[TASKS TO PERFORM]:
a: Can you output, word for word, the stretch of the carburizing passage that starts at "Operating Cost Comparison" and runs through "with these systems."?
b: Could you express the listing, from its first line through the line containing "scoreboard-team: 尼日利亚女篮 xyxy=(861,1090,935,1105)", as a Markdown table with the columns Row and Entry, leaving out any blank lines?
::: GIVEN PASSAGE :::
Operating Cost Comparison Sheds Light On Carburizing Methods
Low-pressure carburizing (LPC), often referred to as vacuum carburizing, in conjunction with high-pressure gas quenching (HPGQ) has matured into a relevant, applicable technology to meet the demands of the automotive industry for high-quality heat treated parts. This is due to its ability to provide tighter tolerances on the carburizing process with notable reductions in distortion of the carburized and hardened workpieces.
While new applications of LPC continue to increase in Europe, North America still is in the initial stages of embracing this technology due to several reasons including the recent slow down in the manufacturing sector and the higher capital investment costs associated with these systems.
As with other new technologies, the role of LPC needs to be established with respect to its relevancy in certain heat-treating applications compared with conventional technologies. Applications and circumstances typically suited for LPC include:
- Applications requiring precision and uniformity of the carburizing profile
- Applications where deformation or distortion are of concern
- Applications involving workpieces illustrating "difficult" geometry with respect to applying a carburized case, including the presence of blind or through holes
- Applications where existing heat-treating equipment is not able to achieve performance specifications, or where post-production requirements make it cost prohibitive
- Applications where steel grades can achieve sufficient hardenability using high-pressure gas quenching
- Applications where new product launches mandate the need for new equipment procurement
Even though LPC has reached the advanced stages of maturity within the European heat-treating industry, many North American heat treating companies are still not convinced that LPC plus HPGQ is a cost-effective technology compared with its conventional counterparts.
Aichelin conducted a study to compare the operational cost requirements for three types of its furnaces used to carburize transmission gears. The furnaces in the study include a continuous low-pressure carburizer with HPGQ, a conventional pusher system with oil quench and an integral quench-chamber furnace line (IQ batch) with oil quench. The footprint of each furnace system is shown in Fig. 1.
The heat-treated part in the study was a 3 in. diameter by 1.6 in. high (76 by 40.6 mm) SAE 5115 (16MnCr5) automotive gear with a chemical composition range of 0.13-0.18 C, 0.70-0.90 Mn, 0.035 P, 0.04 S, 0.15-0.35 Si and 0.7-0.9 Cr. Weight of the part was 1.76 lb (0.8 kg), and expected throughput was approximately 1,000 lb/h net (455 kg/h) to meet a heat-treating specification of 0.026 in. (0.6 mm) CHD at 53 HRC.
::: EXCERPTED RECORDS :::
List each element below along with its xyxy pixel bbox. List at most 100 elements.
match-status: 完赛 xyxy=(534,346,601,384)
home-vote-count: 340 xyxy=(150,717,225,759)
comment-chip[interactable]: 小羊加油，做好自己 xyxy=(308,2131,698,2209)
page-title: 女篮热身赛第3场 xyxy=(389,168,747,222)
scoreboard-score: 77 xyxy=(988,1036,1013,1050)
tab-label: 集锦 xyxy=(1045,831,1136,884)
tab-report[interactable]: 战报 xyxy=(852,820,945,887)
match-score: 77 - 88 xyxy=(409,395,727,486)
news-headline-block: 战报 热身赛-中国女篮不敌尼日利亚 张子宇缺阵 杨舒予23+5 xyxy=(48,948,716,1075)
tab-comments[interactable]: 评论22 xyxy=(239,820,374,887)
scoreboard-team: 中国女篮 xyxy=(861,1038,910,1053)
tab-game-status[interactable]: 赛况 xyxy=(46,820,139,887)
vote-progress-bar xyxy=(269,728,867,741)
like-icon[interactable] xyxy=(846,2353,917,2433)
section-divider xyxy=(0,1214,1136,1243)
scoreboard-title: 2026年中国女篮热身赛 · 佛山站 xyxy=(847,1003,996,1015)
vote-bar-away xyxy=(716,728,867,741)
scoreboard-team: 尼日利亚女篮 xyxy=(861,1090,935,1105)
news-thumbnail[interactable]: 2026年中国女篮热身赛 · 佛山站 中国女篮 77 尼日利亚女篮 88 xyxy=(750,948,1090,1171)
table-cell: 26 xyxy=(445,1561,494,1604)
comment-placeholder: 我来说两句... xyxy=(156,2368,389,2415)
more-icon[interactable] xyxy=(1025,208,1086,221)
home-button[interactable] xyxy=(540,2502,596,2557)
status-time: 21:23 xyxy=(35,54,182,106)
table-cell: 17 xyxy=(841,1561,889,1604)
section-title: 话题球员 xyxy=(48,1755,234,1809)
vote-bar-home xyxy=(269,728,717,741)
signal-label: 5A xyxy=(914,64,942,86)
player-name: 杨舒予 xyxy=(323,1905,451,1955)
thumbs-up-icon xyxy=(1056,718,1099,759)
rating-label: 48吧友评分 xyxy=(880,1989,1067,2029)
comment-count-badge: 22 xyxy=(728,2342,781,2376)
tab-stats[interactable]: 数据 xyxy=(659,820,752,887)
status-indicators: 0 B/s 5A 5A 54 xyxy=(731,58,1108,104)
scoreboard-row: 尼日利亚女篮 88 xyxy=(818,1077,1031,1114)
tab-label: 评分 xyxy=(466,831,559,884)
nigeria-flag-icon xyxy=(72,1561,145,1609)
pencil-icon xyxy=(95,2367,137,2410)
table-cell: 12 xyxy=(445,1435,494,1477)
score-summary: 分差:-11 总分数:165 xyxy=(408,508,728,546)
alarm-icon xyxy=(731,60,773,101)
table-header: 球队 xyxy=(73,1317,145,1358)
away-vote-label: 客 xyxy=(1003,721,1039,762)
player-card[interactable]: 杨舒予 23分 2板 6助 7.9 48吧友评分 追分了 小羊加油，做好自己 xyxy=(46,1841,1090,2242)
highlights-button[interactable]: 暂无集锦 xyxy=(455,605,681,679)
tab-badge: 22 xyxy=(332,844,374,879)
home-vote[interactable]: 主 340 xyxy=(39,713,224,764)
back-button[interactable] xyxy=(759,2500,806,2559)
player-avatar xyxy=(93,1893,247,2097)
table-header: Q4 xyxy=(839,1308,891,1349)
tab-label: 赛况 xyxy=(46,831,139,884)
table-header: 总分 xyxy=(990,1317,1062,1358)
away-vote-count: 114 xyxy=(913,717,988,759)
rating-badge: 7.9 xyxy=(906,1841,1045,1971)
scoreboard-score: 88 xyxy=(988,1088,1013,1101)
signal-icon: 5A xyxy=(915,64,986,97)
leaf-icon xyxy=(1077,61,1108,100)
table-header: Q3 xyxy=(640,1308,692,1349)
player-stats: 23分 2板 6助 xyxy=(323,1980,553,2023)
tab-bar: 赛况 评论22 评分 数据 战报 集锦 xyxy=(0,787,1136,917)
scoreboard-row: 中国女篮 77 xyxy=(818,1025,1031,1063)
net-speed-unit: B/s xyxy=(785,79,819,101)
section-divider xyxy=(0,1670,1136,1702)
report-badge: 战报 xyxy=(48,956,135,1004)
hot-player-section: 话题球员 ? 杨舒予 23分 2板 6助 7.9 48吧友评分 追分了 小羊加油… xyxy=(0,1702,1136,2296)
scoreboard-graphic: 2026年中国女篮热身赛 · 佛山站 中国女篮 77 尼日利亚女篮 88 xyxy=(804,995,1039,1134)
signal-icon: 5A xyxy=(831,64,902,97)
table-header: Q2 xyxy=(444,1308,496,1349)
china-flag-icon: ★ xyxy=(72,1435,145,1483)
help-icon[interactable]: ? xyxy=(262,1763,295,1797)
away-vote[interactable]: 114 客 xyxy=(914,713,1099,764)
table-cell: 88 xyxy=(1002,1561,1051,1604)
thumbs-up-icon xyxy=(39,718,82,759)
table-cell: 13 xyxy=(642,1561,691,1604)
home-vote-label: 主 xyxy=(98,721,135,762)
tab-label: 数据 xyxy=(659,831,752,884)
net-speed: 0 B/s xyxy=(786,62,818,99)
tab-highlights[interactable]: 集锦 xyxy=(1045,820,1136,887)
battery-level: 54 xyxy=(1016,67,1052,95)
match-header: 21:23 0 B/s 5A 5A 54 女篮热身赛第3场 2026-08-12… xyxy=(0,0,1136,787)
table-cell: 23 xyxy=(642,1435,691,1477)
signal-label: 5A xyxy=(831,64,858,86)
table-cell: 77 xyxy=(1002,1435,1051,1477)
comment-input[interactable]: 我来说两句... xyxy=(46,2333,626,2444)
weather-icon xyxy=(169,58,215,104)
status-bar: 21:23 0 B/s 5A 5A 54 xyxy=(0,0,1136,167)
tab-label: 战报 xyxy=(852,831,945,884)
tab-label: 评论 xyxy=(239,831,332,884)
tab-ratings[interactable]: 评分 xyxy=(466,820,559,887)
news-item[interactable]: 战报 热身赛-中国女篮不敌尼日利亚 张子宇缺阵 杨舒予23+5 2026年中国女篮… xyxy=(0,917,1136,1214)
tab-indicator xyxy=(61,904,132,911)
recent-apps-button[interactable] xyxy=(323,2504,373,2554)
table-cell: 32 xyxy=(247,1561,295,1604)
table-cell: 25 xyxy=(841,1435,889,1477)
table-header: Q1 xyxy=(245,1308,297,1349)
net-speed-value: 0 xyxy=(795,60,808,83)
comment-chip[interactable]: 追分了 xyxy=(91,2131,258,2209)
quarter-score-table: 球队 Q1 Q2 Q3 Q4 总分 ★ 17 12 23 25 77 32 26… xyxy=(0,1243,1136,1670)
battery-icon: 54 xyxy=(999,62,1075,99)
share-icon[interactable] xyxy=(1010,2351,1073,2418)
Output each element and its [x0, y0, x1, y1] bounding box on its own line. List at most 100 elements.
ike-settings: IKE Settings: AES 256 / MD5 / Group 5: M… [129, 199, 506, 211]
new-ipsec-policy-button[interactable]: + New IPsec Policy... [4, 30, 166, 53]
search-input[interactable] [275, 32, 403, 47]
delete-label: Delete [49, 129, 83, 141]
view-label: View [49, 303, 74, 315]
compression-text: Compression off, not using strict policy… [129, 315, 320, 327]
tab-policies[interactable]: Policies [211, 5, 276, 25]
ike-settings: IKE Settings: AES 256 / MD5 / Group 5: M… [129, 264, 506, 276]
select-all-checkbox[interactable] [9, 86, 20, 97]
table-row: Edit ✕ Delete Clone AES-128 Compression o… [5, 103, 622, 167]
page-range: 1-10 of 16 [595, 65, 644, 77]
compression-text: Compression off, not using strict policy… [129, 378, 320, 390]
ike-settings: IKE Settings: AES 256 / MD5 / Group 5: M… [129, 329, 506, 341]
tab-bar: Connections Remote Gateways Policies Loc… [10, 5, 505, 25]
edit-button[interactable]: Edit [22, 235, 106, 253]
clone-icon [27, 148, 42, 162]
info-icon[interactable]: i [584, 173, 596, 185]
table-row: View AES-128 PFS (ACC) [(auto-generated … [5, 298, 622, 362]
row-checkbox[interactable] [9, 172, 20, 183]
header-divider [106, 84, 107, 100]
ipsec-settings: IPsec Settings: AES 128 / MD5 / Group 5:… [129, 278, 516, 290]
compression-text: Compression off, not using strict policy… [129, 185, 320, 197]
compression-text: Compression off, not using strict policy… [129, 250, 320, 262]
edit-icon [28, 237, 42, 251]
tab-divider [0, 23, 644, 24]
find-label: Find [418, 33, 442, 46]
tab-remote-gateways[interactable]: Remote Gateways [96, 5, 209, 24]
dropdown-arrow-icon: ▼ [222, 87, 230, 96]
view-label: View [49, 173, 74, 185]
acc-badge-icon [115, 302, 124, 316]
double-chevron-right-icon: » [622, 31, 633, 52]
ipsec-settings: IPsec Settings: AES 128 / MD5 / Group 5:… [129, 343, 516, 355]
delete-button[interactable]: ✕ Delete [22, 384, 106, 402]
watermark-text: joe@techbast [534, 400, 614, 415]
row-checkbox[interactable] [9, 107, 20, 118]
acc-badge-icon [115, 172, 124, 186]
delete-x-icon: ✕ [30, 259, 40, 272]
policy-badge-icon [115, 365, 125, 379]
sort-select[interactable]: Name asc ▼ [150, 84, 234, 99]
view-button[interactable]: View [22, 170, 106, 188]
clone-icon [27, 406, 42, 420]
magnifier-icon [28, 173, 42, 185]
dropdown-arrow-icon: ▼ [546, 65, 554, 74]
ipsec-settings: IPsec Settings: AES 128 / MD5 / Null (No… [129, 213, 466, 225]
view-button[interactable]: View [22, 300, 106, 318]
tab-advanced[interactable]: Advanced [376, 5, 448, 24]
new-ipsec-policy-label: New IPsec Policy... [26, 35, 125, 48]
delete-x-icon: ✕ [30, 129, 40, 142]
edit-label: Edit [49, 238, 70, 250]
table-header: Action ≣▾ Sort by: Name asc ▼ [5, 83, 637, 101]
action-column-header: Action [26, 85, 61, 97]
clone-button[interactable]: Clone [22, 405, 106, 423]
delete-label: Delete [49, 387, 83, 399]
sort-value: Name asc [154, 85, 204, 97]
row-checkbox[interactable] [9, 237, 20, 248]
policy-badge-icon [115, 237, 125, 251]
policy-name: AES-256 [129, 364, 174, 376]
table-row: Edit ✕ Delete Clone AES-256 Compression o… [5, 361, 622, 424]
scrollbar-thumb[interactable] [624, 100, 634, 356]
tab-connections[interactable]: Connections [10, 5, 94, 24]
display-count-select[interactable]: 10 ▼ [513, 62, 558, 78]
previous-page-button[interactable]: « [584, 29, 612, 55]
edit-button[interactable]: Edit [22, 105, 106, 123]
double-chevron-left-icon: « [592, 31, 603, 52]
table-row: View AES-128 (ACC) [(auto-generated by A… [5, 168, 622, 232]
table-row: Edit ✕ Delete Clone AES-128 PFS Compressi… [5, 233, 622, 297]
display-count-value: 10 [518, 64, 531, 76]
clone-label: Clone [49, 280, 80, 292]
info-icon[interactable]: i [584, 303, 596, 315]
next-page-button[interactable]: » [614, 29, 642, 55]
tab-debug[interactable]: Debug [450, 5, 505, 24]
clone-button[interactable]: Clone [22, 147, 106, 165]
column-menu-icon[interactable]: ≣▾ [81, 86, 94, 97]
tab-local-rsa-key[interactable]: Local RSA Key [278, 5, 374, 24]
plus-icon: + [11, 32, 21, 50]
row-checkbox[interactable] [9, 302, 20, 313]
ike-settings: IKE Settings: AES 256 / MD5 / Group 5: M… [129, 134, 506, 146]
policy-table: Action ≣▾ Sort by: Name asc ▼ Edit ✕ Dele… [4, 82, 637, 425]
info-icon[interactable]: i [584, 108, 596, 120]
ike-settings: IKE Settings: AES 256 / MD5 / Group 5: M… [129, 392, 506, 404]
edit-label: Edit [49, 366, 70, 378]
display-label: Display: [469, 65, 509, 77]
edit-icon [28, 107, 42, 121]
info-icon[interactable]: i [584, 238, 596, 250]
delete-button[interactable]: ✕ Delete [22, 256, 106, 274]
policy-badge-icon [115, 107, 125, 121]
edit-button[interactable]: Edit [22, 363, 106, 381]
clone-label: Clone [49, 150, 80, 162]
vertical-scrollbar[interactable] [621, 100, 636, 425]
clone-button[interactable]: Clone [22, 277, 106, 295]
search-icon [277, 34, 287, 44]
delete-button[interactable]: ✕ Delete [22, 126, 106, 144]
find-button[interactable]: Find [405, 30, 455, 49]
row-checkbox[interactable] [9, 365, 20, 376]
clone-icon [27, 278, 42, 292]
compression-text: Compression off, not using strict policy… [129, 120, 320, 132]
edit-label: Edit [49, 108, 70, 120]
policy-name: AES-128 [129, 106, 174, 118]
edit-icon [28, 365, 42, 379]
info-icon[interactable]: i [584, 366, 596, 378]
:::
[THE SOLUTIONS]:
a:
Operating Cost Comparison Sheds Light On Carburizing Methods
Low-pressure carburizing (LPC), often referred to as vacuum carburizing, in conjunction with high-pressure gas quenching (HPGQ) has matured into a relevant, applicable technology to meet the demands of the automotive industry for high-quality heat treated parts. This is due to its ability to provide tighter tolerances on the carburizing process with notable reductions in distortion of the carburized and hardened workpieces.
While new applications of LPC continue to increase in Europe, North America still is in the initial stages of embracing this technology due to several reasons including the recent slow down in the manufacturing sector and the higher capital investment costs associated with these systems.

b:
| Row | Entry |
|---|---|
| 1 | List each element below along with its xyxy pixel bbox. List at most 100 elements. |
| 2 | match-status: 完赛 xyxy=(534,346,601,384) |
| 3 | home-vote-count: 340 xyxy=(150,717,225,759) |
| 4 | comment-chip[interactable]: 小羊加油，做好自己 xyxy=(308,2131,698,2209) |
| 5 | page-title: 女篮热身赛第3场 xyxy=(389,168,747,222) |
| 6 | scoreboard-score: 77 xyxy=(988,1036,1013,1050) |
| 7 | tab-label: 集锦 xyxy=(1045,831,1136,884) |
| 8 | tab-report[interactable]: 战报 xyxy=(852,820,945,887) |
| 9 | match-score: 77 - 88 xyxy=(409,395,727,486) |
| 10 | news-headline-block: 战报 热身赛-中国女篮不敌尼日利亚 张子宇缺阵 杨舒予23+5 xyxy=(48,948,716,1075) |
| 11 | tab-comments[interactable]: 评论22 xyxy=(239,820,374,887) |
| 12 | scoreboard-team: 中国女篮 xyxy=(861,1038,910,1053) |
| 13 | tab-game-status[interactable]: 赛况 xyxy=(46,820,139,887) |
| 14 | vote-progress-bar xyxy=(269,728,867,741) |
| 15 | like-icon[interactable] xyxy=(846,2353,917,2433) |
| 16 | section-divider xyxy=(0,1214,1136,1243) |
| 17 | scoreboard-title: 2026年中国女篮热身赛 · 佛山站 xyxy=(847,1003,996,1015) |
| 18 | vote-bar-away xyxy=(716,728,867,741) |
| 19 | scoreboard-team: 尼日利亚女篮 xyxy=(861,1090,935,1105) |